TEKS LATIHAN >>
· · · · · · ·

Butuh Antisipasi Lahan yang Terkikis, Jawa Barat Rawan Kekurangan Petani Produktif
Ekonomi dan bisnis | 2 Agustus 2021, 15:35 WIBBANDUNG, KOMPAS.TV – Jawa Barat kehilangan 100.000 pertani produktif. Salah satu faktor penyebabnya adalah berkurangnya lahan karena alih fungsi lahan sehingga para petani memilih untuk beralih profesi.
"Kurang lebih sekitar 100.000 petani di Jawa Barat ini hilang, ada yang meninggal, ada yang lahannya alih fungsi atau ada juga yang beralih profesi," kata Anggota Komisi II Dewan Perwakilan Rakyat Daerah (DPRD) Provinsi Jawa Barat Ahmad Hidayat di Bandung, Senin (2/8/2021), dikutip dari Antara.
Menurutnya, jika hal tersebut tidak diantisipasi oleh Pemprov Jabar maka ke depannya Jawa Barat akan menghadapi kelangkaan petani. Untuk itu, hadirnya Program Petani Milenial yang digagas oleh Pemprov Jabar bisa menjadi salah satu solusi regenerasi petani di provinsi itu.
Tujuannya, dari petani milenial tersebut selain regenerisasi juga untuk ketahanan pangan. "Kami dari Komisi II bersama-sama pemerintah provinsi perlu bekerja ekstra, karena memang menciptakan petani tinggal di desa tapi rezeki kota, itu bukan perkara mudah, ada kendala-kendala lahan dan sebagainya," kata Ahmad.
Baca Juga: Petani Sayuran Tetap Bertahan Ditengah Pandemi
Keterbatasan lahan
Sementara itu, terkait dengan peresmian Program Petani Milenial Tanaman Hias oleh Pemprov Jabar beberapa waktu lalu, Ahmad menilai program tersebut dilakukan untuk mengejar keterbatasan lahan yang selama ini menjadi kendala.
"Lahan 2.000 meter bisa menghasilkan penghasilan Rp 4 juta sebulan bagi petani. Saya kira programnya sudah cukup baik untuk awal. Ke depan kita perlu perbaiki bersama-sama," ujarnya.
Ia menegaskan regenerasi petani menjadi target utama untuk kembali meningkatkan ketahanan pangan di Jawa Barat. "Sekarang kita targetnya meregenerasi petani dulu, membentuk mental petani. Karena berbicara bisnis di pertanian sulit, tidak mudah, dapat uangnya susah, banyak tantangannya, setelah itu kita kejar ke target untuk ketahanan pangannya," kata dia.
Dengan demikian, ia menerangkan bahwa komoditas yang harus di dorong bukan lagi tanaman hias tapi komoditas yang bisa dimakan.

· · · · · · ·

CUPLIKAN DATA >>
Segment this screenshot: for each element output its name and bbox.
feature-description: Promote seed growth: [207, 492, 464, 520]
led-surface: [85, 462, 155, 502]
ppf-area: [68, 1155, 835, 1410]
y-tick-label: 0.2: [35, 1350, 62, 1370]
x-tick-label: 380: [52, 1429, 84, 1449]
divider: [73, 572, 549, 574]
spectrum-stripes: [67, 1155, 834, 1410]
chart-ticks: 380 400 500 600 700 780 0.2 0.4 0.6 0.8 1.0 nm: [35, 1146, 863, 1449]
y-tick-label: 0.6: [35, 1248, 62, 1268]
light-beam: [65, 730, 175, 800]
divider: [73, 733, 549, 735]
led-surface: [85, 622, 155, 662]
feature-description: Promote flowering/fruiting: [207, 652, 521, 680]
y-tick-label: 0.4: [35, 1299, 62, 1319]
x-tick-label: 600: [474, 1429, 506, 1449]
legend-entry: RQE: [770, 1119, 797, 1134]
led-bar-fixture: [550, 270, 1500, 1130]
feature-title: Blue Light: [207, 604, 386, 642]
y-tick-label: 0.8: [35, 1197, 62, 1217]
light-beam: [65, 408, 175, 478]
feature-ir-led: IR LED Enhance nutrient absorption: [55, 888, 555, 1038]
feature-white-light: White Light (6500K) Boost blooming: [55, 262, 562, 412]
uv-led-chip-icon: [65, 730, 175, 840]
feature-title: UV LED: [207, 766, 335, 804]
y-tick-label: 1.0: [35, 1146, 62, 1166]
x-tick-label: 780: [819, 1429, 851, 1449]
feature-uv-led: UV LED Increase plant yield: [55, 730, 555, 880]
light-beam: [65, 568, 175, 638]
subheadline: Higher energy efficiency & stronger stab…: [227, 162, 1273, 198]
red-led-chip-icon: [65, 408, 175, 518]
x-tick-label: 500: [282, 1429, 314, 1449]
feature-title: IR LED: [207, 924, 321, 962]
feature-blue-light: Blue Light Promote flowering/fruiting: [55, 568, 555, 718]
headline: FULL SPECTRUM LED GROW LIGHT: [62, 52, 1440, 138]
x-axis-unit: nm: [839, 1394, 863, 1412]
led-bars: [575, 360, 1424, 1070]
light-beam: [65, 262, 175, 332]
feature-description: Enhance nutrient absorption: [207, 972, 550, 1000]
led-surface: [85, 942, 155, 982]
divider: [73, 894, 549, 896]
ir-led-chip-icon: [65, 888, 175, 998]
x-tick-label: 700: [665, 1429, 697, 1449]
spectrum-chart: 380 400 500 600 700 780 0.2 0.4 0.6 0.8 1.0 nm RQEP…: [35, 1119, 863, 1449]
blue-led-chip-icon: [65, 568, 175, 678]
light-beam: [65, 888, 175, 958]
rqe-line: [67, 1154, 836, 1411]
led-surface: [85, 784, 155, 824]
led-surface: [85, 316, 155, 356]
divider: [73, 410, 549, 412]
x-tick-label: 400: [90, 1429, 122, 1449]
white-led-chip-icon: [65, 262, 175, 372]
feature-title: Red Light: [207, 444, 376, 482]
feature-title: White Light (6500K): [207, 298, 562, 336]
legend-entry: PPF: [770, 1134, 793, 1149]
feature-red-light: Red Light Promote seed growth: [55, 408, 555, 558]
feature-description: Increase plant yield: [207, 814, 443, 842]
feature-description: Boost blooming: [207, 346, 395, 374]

· · · · · · ·

ISI TUGAS >> Menurut teks tentang kekurangan petani di Jawa Barat, berapa penghasilan sebulan yang dapat diperoleh petani dari lahan 2.000 meter? Catatan-catatan tersebut merupakan bahan tersendiri yang terpisah dari teks latihan.

JAWABAN TERTULIS >> Rp 4 juta sebulan.